Collected data entries:
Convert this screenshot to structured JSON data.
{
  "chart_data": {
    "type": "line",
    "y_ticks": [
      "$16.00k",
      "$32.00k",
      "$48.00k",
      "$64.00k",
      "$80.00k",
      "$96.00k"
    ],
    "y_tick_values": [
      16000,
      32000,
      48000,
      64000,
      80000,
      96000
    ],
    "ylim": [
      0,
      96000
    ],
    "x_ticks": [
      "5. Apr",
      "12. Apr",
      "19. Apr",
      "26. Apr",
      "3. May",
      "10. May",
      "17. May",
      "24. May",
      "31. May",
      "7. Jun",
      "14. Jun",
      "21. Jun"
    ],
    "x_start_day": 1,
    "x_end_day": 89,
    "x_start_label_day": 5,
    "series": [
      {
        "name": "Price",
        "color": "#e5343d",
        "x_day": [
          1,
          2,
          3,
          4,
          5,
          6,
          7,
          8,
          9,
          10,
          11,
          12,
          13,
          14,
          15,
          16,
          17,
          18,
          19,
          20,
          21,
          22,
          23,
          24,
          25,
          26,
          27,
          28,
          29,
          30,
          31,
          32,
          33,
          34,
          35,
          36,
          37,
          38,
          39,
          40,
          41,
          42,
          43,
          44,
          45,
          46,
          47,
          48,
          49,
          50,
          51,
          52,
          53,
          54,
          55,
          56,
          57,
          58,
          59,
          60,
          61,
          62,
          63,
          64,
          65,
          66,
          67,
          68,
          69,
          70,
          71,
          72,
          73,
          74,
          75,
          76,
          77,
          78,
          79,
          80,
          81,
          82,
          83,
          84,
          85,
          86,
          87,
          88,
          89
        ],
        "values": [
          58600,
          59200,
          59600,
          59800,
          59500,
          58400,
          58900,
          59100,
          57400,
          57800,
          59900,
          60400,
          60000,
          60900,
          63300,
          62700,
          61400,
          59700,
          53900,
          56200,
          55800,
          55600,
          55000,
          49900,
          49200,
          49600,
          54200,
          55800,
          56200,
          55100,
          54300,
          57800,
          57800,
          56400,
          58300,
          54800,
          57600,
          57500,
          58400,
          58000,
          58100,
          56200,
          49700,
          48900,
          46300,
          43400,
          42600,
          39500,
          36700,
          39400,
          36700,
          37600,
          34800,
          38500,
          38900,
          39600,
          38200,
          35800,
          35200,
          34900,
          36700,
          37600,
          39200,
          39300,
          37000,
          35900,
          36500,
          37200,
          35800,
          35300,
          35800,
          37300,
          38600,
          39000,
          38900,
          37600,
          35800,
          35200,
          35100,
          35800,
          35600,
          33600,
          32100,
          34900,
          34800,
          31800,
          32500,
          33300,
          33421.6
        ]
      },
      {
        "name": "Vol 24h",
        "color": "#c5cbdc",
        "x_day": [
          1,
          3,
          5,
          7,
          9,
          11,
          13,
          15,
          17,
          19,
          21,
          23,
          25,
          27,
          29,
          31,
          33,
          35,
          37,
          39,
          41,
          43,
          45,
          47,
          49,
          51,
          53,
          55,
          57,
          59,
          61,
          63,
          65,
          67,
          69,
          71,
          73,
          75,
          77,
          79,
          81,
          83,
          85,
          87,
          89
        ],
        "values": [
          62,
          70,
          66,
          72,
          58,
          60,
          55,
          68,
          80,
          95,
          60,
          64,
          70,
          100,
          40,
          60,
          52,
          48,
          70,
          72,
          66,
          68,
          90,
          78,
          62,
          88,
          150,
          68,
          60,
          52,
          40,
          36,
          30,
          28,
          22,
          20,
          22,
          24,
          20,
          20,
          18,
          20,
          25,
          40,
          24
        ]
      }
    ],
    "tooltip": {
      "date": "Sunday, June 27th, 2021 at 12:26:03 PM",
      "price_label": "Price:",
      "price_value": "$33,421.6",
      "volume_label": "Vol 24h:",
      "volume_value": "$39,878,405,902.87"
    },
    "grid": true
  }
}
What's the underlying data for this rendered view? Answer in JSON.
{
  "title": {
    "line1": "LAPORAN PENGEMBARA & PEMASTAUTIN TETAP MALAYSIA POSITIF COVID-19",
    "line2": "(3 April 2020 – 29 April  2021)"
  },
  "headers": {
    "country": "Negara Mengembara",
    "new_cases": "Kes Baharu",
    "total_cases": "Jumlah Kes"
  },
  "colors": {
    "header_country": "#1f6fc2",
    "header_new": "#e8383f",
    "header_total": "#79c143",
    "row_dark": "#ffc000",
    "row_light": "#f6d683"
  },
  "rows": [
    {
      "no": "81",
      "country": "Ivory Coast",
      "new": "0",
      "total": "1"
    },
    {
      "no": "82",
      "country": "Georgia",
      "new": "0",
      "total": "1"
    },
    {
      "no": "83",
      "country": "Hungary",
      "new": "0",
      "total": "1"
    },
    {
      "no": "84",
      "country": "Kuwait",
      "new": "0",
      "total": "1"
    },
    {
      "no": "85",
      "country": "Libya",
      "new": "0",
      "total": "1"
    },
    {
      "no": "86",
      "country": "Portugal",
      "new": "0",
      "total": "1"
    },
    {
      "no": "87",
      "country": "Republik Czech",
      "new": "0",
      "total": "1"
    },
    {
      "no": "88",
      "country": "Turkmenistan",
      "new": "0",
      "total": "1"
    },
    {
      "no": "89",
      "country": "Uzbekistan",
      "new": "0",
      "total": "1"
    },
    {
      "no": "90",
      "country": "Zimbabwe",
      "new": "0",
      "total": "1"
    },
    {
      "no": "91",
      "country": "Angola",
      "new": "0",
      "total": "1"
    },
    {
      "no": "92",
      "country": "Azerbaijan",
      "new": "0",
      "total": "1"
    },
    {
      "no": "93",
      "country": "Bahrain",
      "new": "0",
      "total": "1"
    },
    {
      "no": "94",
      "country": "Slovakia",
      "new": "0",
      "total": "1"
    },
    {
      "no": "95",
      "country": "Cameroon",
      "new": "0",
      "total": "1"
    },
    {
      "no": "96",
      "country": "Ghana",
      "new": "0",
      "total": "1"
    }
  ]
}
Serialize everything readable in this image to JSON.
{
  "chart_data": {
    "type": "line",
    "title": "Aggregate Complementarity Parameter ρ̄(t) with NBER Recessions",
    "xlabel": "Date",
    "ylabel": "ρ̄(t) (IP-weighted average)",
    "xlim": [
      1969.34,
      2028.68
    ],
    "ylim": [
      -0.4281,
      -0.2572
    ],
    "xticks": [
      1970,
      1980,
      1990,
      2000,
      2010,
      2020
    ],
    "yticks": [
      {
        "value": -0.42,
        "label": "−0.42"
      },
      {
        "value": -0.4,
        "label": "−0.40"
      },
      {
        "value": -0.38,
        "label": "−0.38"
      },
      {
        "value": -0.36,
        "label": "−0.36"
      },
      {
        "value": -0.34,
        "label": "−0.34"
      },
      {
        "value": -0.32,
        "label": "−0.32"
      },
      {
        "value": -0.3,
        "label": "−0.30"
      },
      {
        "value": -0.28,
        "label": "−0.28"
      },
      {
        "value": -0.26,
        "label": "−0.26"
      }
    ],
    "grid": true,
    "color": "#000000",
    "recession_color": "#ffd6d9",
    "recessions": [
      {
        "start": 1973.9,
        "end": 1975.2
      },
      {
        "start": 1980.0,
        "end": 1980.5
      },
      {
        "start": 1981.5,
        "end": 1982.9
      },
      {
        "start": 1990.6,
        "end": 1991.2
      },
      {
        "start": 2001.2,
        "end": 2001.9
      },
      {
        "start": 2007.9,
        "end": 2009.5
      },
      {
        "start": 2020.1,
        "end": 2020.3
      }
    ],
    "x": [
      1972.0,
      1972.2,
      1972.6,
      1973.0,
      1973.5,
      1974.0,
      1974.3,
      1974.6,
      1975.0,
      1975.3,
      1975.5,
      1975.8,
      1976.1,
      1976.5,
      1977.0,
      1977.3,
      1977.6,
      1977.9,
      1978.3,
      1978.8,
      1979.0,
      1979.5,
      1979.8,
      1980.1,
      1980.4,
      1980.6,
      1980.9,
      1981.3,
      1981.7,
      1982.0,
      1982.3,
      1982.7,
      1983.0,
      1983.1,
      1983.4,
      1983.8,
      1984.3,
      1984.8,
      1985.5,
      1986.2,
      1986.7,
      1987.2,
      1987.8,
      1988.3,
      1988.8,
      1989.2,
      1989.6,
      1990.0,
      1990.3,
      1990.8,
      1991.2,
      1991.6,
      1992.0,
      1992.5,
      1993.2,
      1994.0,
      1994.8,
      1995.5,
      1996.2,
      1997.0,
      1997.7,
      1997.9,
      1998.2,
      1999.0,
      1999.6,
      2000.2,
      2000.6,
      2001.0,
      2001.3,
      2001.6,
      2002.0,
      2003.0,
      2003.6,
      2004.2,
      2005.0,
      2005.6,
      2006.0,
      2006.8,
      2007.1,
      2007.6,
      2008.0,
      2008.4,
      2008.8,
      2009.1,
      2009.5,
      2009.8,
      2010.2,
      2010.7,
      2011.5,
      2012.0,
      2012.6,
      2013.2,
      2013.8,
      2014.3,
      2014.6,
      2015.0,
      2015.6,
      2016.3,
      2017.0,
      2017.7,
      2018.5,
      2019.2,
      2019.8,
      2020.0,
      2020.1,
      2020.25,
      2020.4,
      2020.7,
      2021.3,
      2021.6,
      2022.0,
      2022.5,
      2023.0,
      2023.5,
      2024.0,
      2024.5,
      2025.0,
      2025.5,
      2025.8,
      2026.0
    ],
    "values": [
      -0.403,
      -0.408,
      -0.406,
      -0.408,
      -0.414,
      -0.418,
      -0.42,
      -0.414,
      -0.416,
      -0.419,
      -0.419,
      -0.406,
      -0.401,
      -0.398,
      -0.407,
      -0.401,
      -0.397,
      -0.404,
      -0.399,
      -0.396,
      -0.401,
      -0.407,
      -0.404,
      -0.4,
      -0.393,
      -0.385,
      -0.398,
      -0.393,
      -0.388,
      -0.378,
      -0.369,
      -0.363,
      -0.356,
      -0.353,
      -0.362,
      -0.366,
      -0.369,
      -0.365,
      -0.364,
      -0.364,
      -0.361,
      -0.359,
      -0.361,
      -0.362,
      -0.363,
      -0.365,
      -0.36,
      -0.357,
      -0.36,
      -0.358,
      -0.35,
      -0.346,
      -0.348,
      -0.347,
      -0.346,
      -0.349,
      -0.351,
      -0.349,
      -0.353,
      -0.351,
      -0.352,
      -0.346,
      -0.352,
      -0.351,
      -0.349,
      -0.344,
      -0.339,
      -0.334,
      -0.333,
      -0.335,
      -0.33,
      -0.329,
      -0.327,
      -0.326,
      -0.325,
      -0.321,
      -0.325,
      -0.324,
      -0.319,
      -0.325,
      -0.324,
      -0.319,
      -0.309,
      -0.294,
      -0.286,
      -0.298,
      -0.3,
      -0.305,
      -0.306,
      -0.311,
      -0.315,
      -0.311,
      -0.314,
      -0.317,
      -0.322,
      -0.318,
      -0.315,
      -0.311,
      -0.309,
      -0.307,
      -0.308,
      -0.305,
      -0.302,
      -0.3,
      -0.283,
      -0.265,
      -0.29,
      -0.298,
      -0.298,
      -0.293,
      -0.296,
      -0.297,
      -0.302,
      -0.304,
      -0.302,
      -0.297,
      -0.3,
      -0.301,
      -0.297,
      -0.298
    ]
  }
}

_WORK TO BE COMPLETED_
Find each line holding the word "title" and copy it.

_THE REPLY_
  "title": {
    "title": "Aggregate Complementarity Parameter ρ̄(t) with NBER Recessions",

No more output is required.